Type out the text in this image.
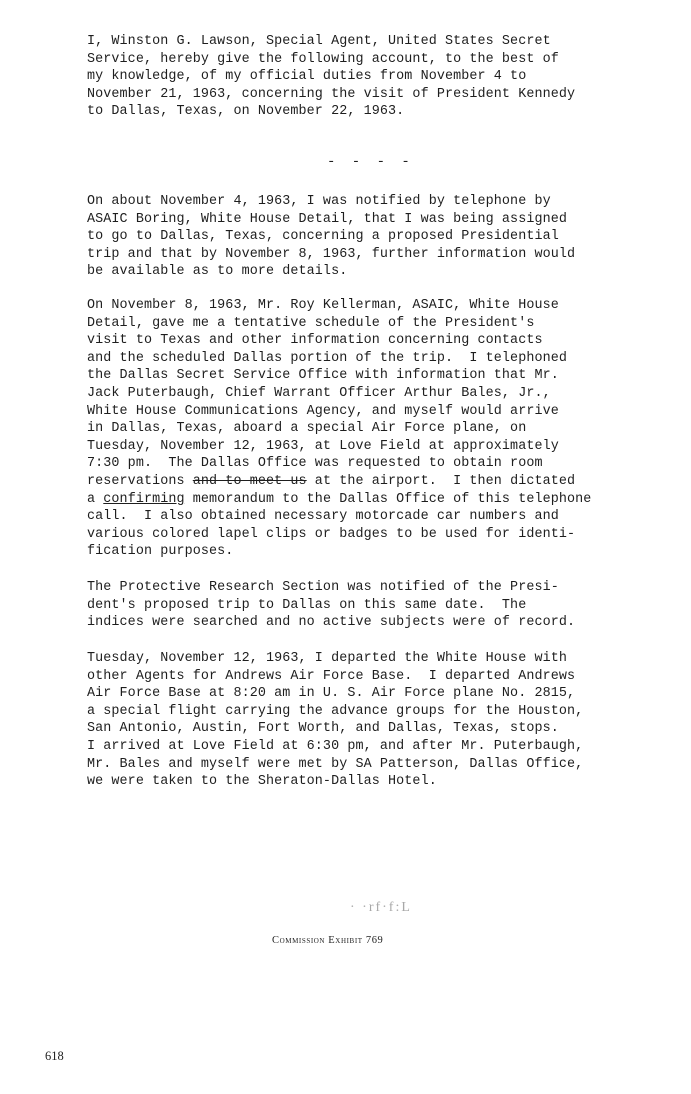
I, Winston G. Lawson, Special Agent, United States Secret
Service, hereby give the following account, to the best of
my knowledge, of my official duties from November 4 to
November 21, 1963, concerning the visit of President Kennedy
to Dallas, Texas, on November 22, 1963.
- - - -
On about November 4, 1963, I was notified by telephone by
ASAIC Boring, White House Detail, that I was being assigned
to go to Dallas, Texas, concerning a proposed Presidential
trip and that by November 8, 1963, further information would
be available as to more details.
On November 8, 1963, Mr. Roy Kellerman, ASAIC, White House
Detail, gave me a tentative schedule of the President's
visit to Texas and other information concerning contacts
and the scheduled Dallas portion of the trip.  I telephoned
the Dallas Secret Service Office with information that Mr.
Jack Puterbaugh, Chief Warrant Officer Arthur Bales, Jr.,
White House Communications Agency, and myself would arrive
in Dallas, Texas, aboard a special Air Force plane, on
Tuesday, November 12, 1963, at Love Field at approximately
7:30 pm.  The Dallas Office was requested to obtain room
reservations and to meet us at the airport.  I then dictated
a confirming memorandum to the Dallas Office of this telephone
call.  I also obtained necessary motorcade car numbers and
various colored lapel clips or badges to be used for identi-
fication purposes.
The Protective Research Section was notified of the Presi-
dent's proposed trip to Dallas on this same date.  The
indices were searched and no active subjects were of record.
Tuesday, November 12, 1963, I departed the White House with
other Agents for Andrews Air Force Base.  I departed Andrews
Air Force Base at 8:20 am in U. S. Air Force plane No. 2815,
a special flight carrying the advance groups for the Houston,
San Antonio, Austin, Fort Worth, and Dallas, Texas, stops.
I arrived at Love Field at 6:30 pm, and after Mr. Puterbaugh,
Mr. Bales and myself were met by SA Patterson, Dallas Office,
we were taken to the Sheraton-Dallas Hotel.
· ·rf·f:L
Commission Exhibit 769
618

* * *

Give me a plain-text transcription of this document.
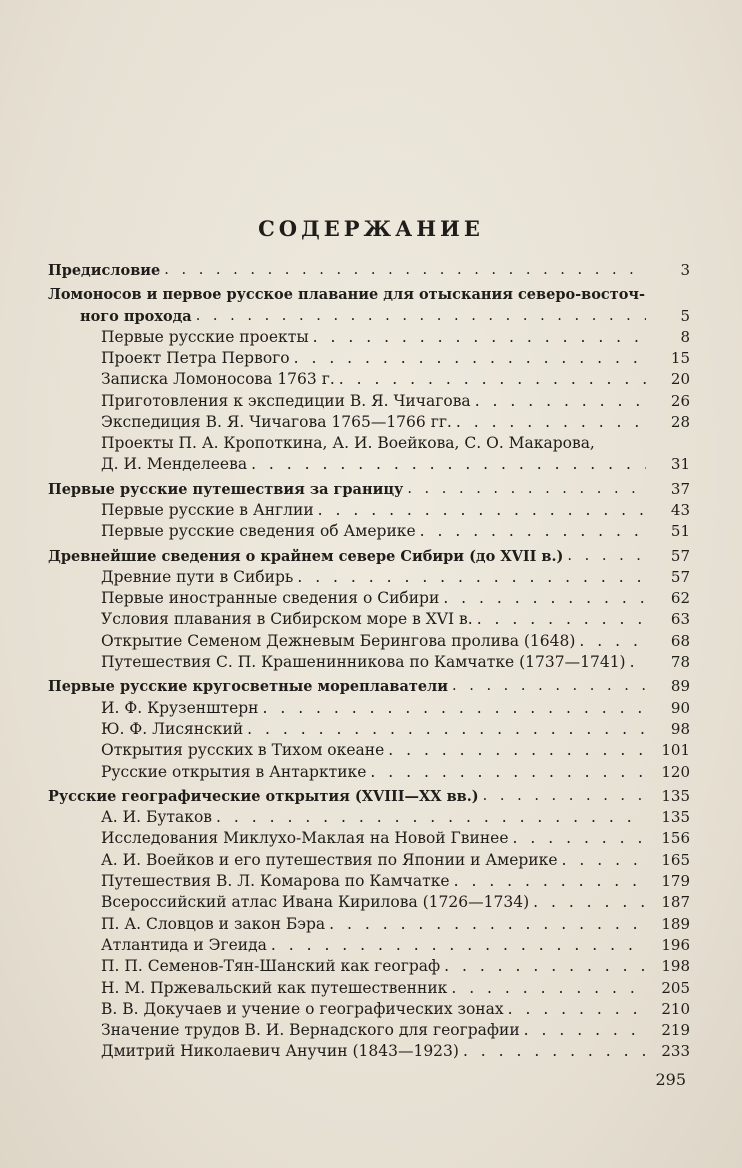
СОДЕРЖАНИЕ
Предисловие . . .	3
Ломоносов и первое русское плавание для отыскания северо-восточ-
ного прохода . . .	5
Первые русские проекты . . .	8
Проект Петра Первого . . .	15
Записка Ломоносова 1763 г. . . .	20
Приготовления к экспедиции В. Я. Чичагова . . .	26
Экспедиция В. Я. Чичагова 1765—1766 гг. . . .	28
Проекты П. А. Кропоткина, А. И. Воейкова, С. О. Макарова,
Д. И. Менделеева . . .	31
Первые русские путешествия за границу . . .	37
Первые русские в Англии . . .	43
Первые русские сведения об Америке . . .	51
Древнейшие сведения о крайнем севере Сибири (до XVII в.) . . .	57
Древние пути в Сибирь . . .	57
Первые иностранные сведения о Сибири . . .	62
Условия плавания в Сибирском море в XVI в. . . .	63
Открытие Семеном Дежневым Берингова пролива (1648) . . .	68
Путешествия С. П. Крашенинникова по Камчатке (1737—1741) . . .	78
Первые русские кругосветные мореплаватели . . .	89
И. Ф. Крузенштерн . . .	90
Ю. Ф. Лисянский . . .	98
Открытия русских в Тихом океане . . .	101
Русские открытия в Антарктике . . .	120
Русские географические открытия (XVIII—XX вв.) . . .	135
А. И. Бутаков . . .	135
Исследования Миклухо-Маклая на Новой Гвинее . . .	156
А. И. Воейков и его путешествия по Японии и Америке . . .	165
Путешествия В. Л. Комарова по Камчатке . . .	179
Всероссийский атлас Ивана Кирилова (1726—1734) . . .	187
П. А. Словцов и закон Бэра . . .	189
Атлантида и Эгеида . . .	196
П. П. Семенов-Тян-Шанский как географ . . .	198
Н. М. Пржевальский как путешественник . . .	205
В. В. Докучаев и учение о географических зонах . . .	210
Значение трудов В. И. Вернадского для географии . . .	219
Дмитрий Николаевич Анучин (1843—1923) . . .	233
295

▶ [WHAT THE TASK REQUIRES]:
List all lines above in which the string "Tuesday" appears.

▶ [RESPONSE]:
Tuesday, November 12, 1963, at Love Field at approximately
Tuesday, November 12, 1963, I departed the White House with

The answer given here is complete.